- Data items -
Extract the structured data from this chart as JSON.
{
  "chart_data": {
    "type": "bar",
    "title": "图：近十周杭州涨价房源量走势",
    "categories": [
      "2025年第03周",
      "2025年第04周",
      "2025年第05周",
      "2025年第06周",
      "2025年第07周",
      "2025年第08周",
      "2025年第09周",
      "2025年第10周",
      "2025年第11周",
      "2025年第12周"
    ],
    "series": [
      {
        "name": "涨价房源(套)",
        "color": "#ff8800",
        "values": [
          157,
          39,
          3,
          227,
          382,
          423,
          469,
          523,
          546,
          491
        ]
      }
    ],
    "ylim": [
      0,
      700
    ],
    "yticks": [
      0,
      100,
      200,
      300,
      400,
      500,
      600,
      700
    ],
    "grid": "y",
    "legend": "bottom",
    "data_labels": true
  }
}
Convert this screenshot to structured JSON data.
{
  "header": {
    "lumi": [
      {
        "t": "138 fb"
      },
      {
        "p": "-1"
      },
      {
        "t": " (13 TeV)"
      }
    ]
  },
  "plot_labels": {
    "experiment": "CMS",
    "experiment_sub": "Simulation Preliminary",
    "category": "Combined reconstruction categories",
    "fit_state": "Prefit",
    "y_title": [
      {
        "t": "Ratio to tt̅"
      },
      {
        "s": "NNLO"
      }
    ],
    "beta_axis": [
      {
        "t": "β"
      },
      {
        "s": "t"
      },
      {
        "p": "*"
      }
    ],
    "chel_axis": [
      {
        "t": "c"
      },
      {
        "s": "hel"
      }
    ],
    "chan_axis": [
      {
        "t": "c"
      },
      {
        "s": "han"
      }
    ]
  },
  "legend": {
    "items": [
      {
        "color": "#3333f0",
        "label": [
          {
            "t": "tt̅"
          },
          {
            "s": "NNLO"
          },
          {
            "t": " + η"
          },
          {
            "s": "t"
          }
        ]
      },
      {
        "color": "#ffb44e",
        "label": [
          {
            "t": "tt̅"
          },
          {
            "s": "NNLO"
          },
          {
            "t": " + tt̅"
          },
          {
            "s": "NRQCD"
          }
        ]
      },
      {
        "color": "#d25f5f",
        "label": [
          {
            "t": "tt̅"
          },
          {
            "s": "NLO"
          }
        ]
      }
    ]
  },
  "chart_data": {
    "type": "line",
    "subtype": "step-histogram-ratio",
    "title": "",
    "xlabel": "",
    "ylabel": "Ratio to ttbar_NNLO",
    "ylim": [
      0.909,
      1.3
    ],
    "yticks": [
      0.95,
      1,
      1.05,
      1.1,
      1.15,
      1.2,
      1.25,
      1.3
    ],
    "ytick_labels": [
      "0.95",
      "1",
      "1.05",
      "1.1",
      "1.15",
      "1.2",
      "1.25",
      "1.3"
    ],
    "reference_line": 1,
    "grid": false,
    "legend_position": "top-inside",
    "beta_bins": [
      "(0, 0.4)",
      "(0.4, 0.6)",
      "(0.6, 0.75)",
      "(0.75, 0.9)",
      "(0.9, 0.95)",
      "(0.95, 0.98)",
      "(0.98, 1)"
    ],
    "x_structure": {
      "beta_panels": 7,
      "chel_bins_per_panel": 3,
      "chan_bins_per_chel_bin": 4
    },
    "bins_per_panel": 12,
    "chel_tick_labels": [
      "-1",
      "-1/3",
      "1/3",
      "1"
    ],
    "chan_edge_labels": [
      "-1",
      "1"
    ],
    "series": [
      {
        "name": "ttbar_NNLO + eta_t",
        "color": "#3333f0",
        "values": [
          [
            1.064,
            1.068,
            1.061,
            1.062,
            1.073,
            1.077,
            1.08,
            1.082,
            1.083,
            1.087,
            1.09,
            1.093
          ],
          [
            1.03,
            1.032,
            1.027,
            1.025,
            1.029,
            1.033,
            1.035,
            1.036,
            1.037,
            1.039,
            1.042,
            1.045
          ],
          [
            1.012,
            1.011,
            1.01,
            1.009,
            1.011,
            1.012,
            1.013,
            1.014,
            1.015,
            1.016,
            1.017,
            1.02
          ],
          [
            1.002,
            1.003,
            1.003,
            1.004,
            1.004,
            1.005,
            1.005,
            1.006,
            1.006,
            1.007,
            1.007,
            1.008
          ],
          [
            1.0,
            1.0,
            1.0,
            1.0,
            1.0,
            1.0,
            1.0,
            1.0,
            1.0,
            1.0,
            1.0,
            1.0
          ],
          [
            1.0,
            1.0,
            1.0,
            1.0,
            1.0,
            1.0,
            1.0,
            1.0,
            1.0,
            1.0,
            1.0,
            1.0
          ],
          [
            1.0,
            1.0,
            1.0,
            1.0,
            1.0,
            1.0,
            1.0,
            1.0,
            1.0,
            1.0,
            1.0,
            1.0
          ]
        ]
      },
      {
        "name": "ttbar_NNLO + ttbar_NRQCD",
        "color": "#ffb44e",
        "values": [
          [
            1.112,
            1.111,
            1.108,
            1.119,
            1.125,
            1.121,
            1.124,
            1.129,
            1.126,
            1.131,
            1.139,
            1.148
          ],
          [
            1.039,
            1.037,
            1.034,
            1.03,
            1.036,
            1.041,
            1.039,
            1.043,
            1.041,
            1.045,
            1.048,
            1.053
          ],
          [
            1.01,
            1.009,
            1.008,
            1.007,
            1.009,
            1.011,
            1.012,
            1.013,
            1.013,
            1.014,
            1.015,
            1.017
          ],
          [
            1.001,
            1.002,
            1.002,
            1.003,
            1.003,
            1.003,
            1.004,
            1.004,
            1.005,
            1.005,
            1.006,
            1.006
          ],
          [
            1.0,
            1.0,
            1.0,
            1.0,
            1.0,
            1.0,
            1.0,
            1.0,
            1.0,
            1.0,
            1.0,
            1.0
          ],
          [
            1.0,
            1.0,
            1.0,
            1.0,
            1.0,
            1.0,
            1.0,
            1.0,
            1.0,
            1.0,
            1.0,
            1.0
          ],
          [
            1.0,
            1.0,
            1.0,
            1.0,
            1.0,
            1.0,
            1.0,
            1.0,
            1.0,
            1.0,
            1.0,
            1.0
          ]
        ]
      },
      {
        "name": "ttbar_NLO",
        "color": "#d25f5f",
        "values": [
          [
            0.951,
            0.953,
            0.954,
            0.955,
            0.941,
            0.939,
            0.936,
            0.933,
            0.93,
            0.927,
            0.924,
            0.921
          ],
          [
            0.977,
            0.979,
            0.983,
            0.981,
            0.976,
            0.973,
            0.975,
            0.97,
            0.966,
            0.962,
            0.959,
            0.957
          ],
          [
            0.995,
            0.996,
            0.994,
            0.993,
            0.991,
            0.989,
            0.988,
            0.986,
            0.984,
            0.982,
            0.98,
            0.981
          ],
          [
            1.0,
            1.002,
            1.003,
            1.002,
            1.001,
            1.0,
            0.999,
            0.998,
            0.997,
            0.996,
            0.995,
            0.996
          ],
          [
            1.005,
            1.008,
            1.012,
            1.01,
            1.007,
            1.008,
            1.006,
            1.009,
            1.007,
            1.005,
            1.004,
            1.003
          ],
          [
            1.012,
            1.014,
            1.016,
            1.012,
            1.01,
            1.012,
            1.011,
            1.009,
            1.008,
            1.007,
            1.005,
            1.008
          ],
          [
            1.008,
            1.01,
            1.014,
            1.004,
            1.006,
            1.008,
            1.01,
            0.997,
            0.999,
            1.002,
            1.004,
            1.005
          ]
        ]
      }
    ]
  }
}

- TASK DETAILS -
Above are some records. Report the number of their lines that include "JSON", and add nothing else.

- ANSWER TO THE PROBLEM -
2